___ MATERIAL PROVIDED

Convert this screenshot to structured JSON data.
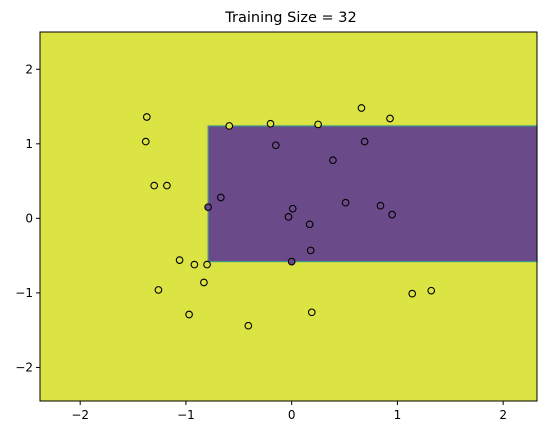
{
  "chart_data": {
    "type": "scatter",
    "title": "Training Size = 32",
    "xlabel": "",
    "ylabel": "",
    "xlim": [
      -2.38,
      2.32
    ],
    "ylim": [
      -2.45,
      2.5
    ],
    "xticks": [
      -2,
      -1,
      0,
      1,
      2
    ],
    "xtick_labels": [
      "−2",
      "−1",
      "0",
      "1",
      "2"
    ],
    "yticks": [
      -2,
      -1,
      0,
      1,
      2
    ],
    "ytick_labels": [
      "−2",
      "−1",
      "0",
      "1",
      "2"
    ],
    "grid": false,
    "legend": "none",
    "colors": {
      "class_0": "#dce443",
      "class_1": "#6b4a8a",
      "boundary": "#3e9a8a",
      "marker_edge": "#000000"
    },
    "decision_region": {
      "class": 1,
      "x_range": [
        -0.79,
        2.32
      ],
      "y_range": [
        -0.58,
        1.24
      ]
    },
    "background_class": 0,
    "series": [
      {
        "class": 0,
        "x": [
          -1.37,
          -1.38,
          -1.3,
          -1.18,
          -0.59,
          -0.2,
          0.25,
          0.66,
          0.93,
          -1.06,
          -0.92,
          -0.8,
          -0.83,
          -1.26,
          -0.97,
          -0.41,
          0.19,
          1.14,
          1.32
        ],
        "y": [
          1.36,
          1.03,
          0.44,
          0.44,
          1.24,
          1.27,
          1.26,
          1.48,
          1.34,
          -0.56,
          -0.62,
          -0.62,
          -0.86,
          -0.96,
          -1.29,
          -1.44,
          -1.26,
          -1.01,
          -0.97
        ]
      },
      {
        "class": 1,
        "x": [
          -0.67,
          -0.79,
          -0.15,
          0.39,
          0.69,
          -0.03,
          0.01,
          0.17,
          0.51,
          0.84,
          0.95,
          0.18,
          0.0
        ],
        "y": [
          0.28,
          0.15,
          0.98,
          0.78,
          1.03,
          0.02,
          0.13,
          -0.08,
          0.21,
          0.17,
          0.05,
          -0.43,
          -0.58
        ]
      }
    ]
  }
}
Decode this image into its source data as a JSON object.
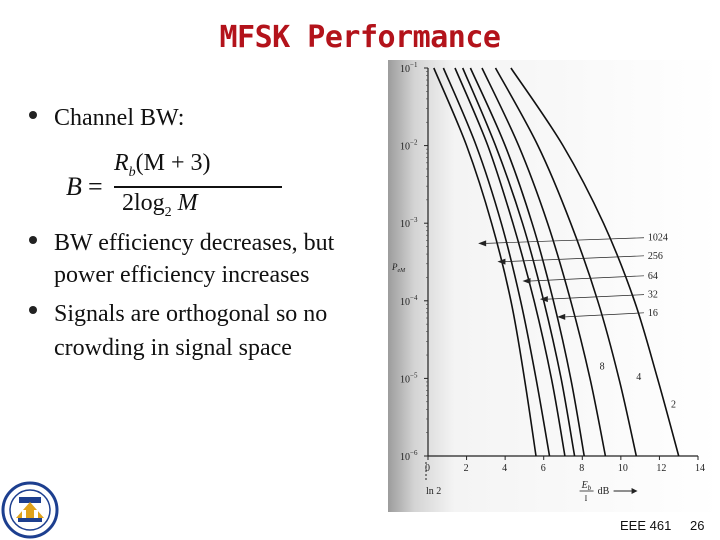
{
  "slide": {
    "title": "MFSK Performance",
    "bullets": [
      "Channel BW:",
      "BW efficiency decreases, but",
      "power efficiency increases",
      "Signals are orthogonal so no",
      "crowding in signal space"
    ],
    "formula": {
      "lhs": "B",
      "eq": "=",
      "numerator_var": "R",
      "numerator_sub": "b",
      "numerator_rest": "(M + 3)",
      "denominator_pre": "2log",
      "denominator_sub": "2",
      "denominator_var": "M"
    }
  },
  "chart_data": {
    "type": "line",
    "ylabel": "P",
    "ylabel_sub": "eM",
    "xlabel_main": "E",
    "xlabel_sub": "b",
    "xlabel_den": "I",
    "xlabel_unit": "dB",
    "x_extra_tick": "ln 2",
    "y_scale": "log",
    "ylim": [
      1e-06,
      0.1
    ],
    "xlim": [
      0,
      14
    ],
    "x_ticks": [
      "0",
      "2",
      "4",
      "6",
      "8",
      "10",
      "12",
      "14"
    ],
    "y_ticks": [
      {
        "base": "10",
        "exp": "−1"
      },
      {
        "base": "10",
        "exp": "−2"
      },
      {
        "base": "10",
        "exp": "−3"
      },
      {
        "base": "10",
        "exp": "−4"
      },
      {
        "base": "10",
        "exp": "−5"
      },
      {
        "base": "10",
        "exp": "−6"
      }
    ],
    "series": [
      {
        "name": "1024",
        "x": [
          0.3,
          2.0,
          3.3,
          4.3,
          5.0,
          5.6
        ],
        "y": [
          0.1,
          0.01,
          0.001,
          0.0001,
          1e-05,
          1e-06
        ]
      },
      {
        "name": "256",
        "x": [
          0.8,
          2.5,
          3.8,
          4.8,
          5.6,
          6.3
        ],
        "y": [
          0.1,
          0.01,
          0.001,
          0.0001,
          1e-05,
          1e-06
        ]
      },
      {
        "name": "64",
        "x": [
          1.4,
          3.1,
          4.4,
          5.5,
          6.4,
          7.1
        ],
        "y": [
          0.1,
          0.01,
          0.001,
          0.0001,
          1e-05,
          1e-06
        ]
      },
      {
        "name": "32",
        "x": [
          1.8,
          3.5,
          4.9,
          6.0,
          6.9,
          7.6
        ],
        "y": [
          0.1,
          0.01,
          0.001,
          0.0001,
          1e-05,
          1e-06
        ]
      },
      {
        "name": "16",
        "x": [
          2.2,
          4.0,
          5.4,
          6.5,
          7.4,
          8.1
        ],
        "y": [
          0.1,
          0.01,
          0.001,
          0.0001,
          1e-05,
          1e-06
        ]
      },
      {
        "name": "8",
        "x": [
          2.8,
          4.7,
          6.2,
          7.4,
          8.4,
          9.2
        ],
        "y": [
          0.1,
          0.01,
          0.001,
          0.0001,
          1e-05,
          1e-06
        ]
      },
      {
        "name": "4",
        "x": [
          3.5,
          5.7,
          7.4,
          8.8,
          9.9,
          10.8
        ],
        "y": [
          0.1,
          0.01,
          0.001,
          0.0001,
          1e-05,
          1e-06
        ]
      },
      {
        "name": "2",
        "x": [
          4.3,
          7.0,
          9.1,
          10.7,
          11.9,
          13.0
        ],
        "y": [
          0.1,
          0.01,
          0.001,
          0.0001,
          1e-05,
          1e-06
        ]
      }
    ],
    "grid": false,
    "legend": "inline labels on right"
  },
  "footer": {
    "course": "EEE 461",
    "page": "26"
  },
  "colors": {
    "title": "#b3131b",
    "text": "#111111"
  }
}
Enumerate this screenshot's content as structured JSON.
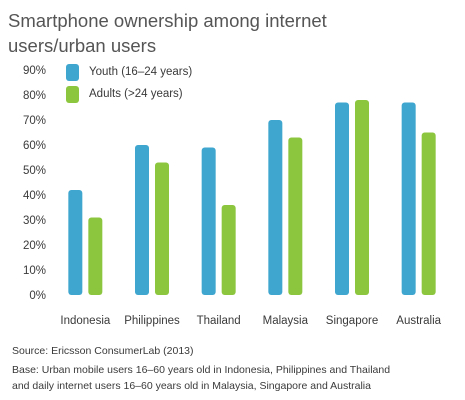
{
  "title_lines": [
    "Smartphone ownership among internet",
    "users/urban users"
  ],
  "source": "Source: Ericsson ConsumerLab (2013)",
  "base_lines": [
    "Base: Urban mobile users 16–60 years old in Indonesia, Philippines and Thailand",
    "and daily internet users 16–60 years old in Malaysia, Singapore and Australia"
  ],
  "chart_data": {
    "type": "bar",
    "categories": [
      "Indonesia",
      "Philippines",
      "Thailand",
      "Malaysia",
      "Singapore",
      "Australia"
    ],
    "series": [
      {
        "name": "Youth (16–24 years)",
        "color": "#3ea6cf",
        "values": [
          42,
          60,
          59,
          70,
          77,
          77
        ]
      },
      {
        "name": "Adults (>24 years)",
        "color": "#8cc63e",
        "values": [
          31,
          53,
          36,
          63,
          78,
          65
        ]
      }
    ],
    "yticks": [
      "0%",
      "10%",
      "20%",
      "30%",
      "40%",
      "50%",
      "60%",
      "70%",
      "80%",
      "90%"
    ],
    "ylim": [
      0,
      90
    ],
    "legend_position": "top-left",
    "grid": false
  }
}
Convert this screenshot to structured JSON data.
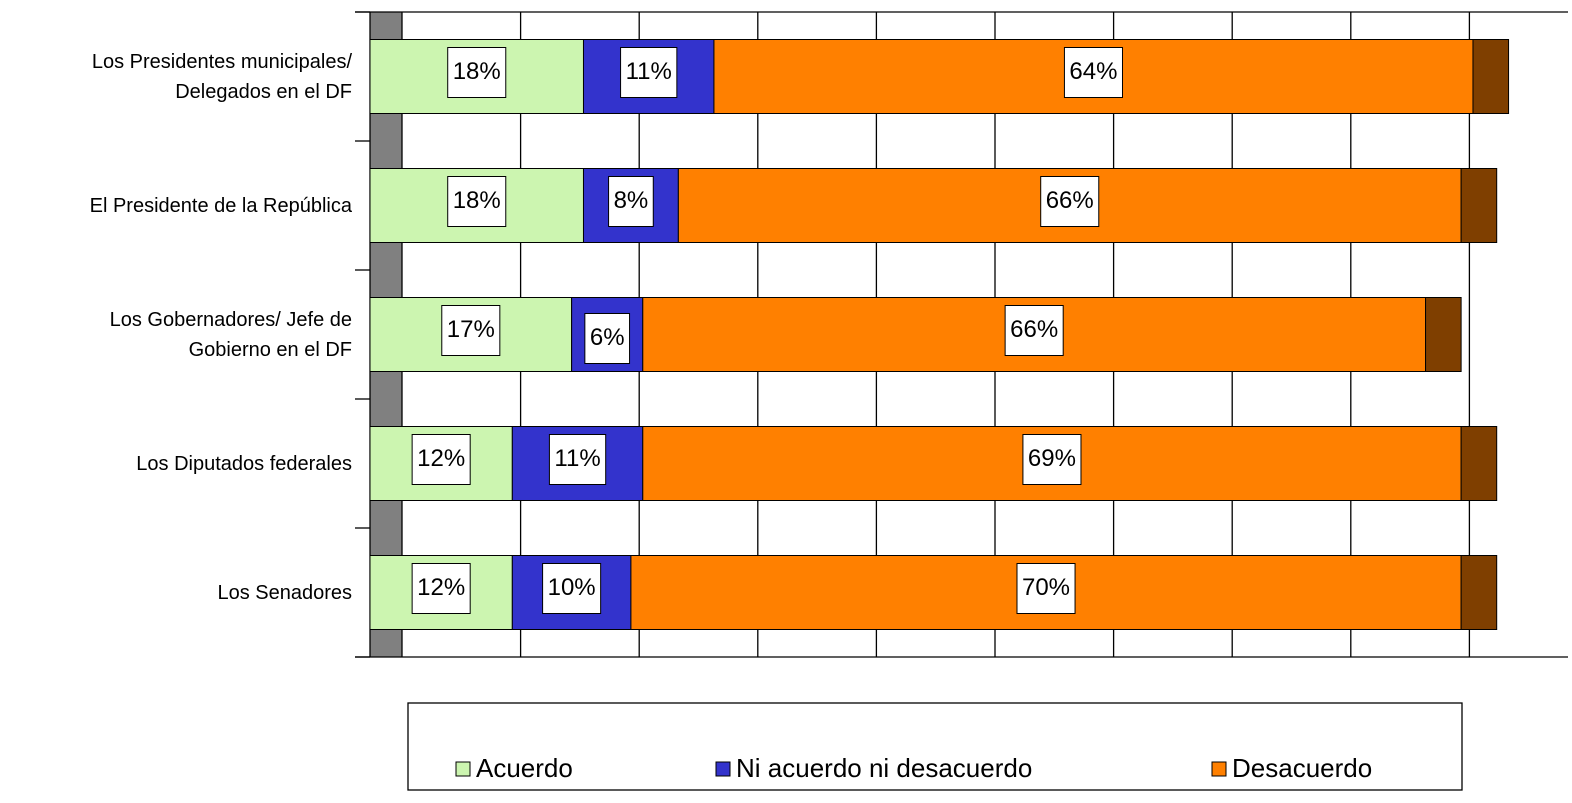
{
  "chart_data": {
    "type": "stacked-bar-horizontal",
    "categories": [
      "Los Presidentes municipales/\nDelegados en el DF",
      "El Presidente de la República",
      "Los Gobernadores/ Jefe de\nGobierno en el DF",
      "Los Diputados federales",
      "Los Senadores"
    ],
    "series": [
      {
        "name": "Acuerdo",
        "color": "#ccf5b0",
        "values": [
          18,
          18,
          17,
          12,
          12
        ],
        "value_labels": [
          "18%",
          "18%",
          "17%",
          "12%",
          "12%"
        ]
      },
      {
        "name": "Ni acuerdo ni desacuerdo",
        "color": "#3333cc",
        "values": [
          11,
          8,
          6,
          11,
          10
        ],
        "value_labels": [
          "11%",
          "8%",
          "6%",
          "11%",
          "10%"
        ]
      },
      {
        "name": "Desacuerdo",
        "color": "#ff8000",
        "values": [
          64,
          66,
          66,
          69,
          70
        ],
        "value_labels": [
          "64%",
          "66%",
          "66%",
          "69%",
          "70%"
        ]
      },
      {
        "color": "#7f3f00",
        "values": [
          3,
          3,
          3,
          3,
          3
        ]
      }
    ],
    "xlim": [
      0,
      100
    ],
    "legend": "bottom"
  }
}
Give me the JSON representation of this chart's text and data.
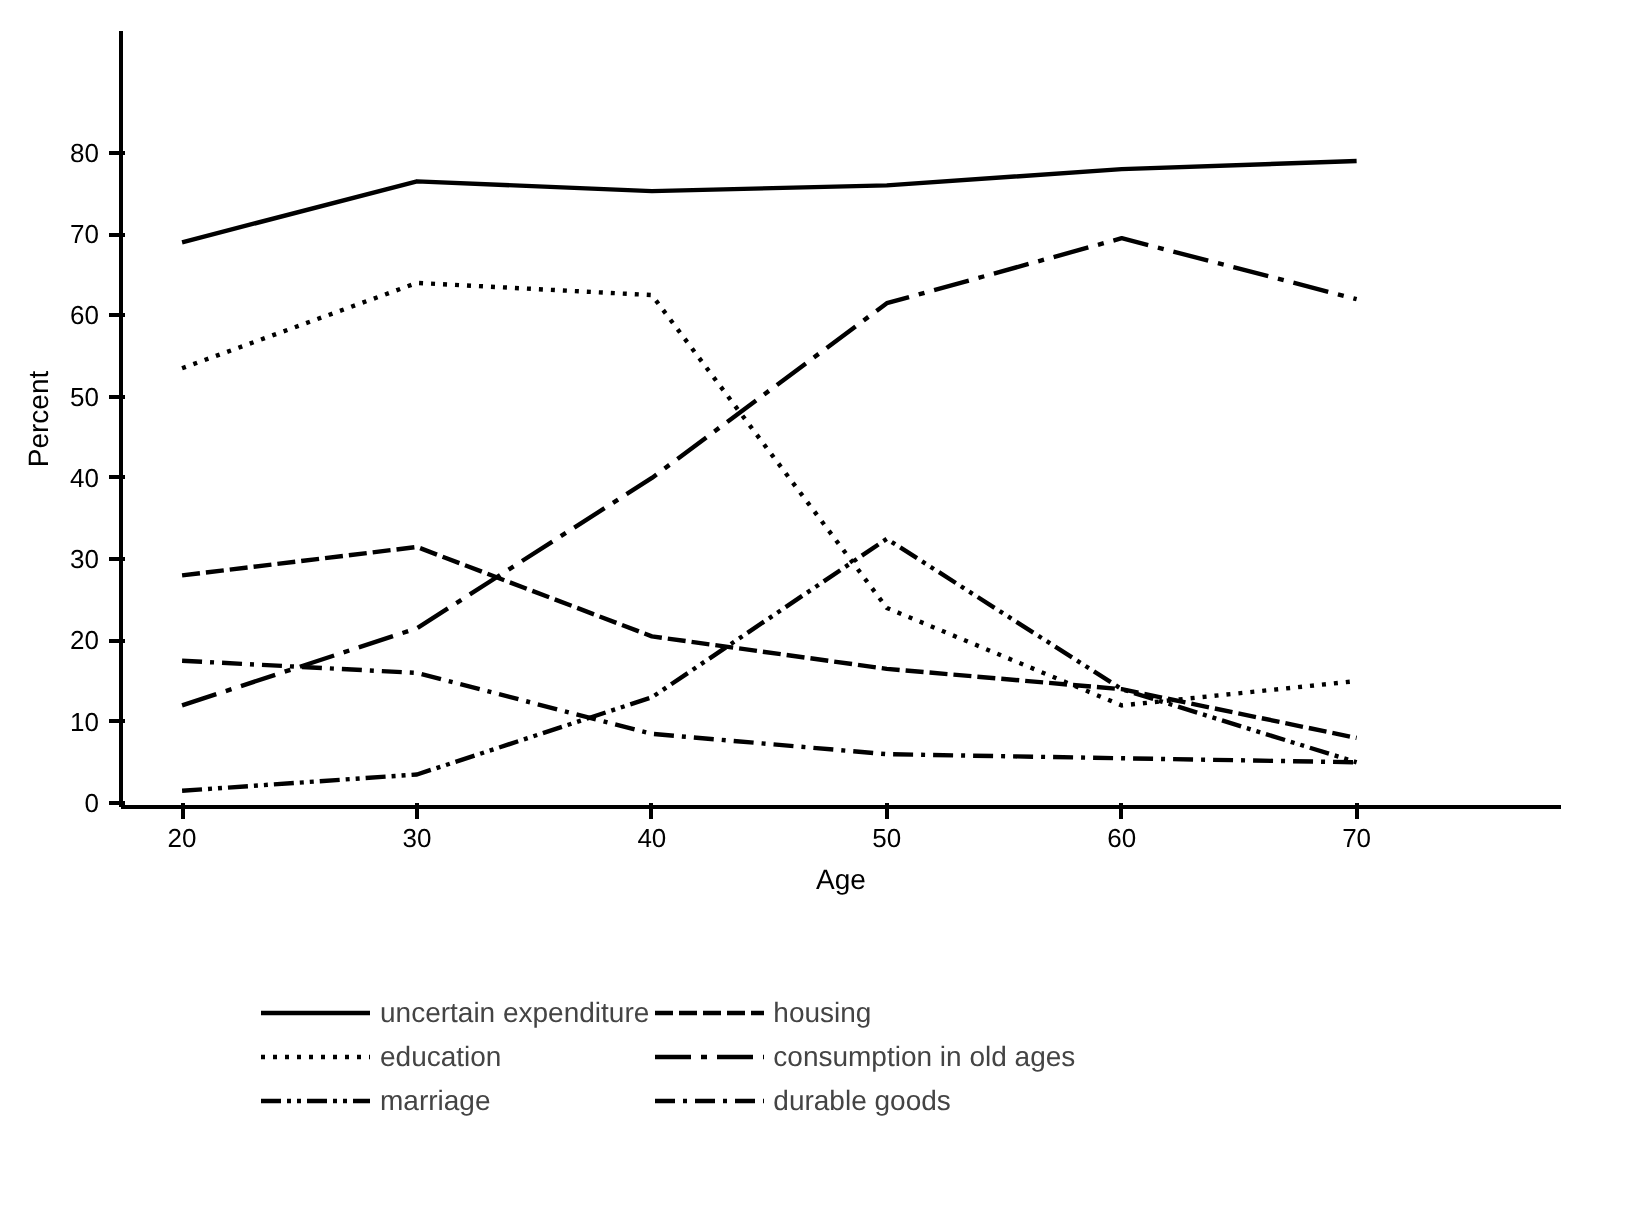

______

JOB: Scan the material above. Copy each line that holds the word "source".

ANSWER TO THE PROBLEM:
Decode this image into its source data as a JSON object.
  "source": "Source: Ericsson ConsumerLab (2013)",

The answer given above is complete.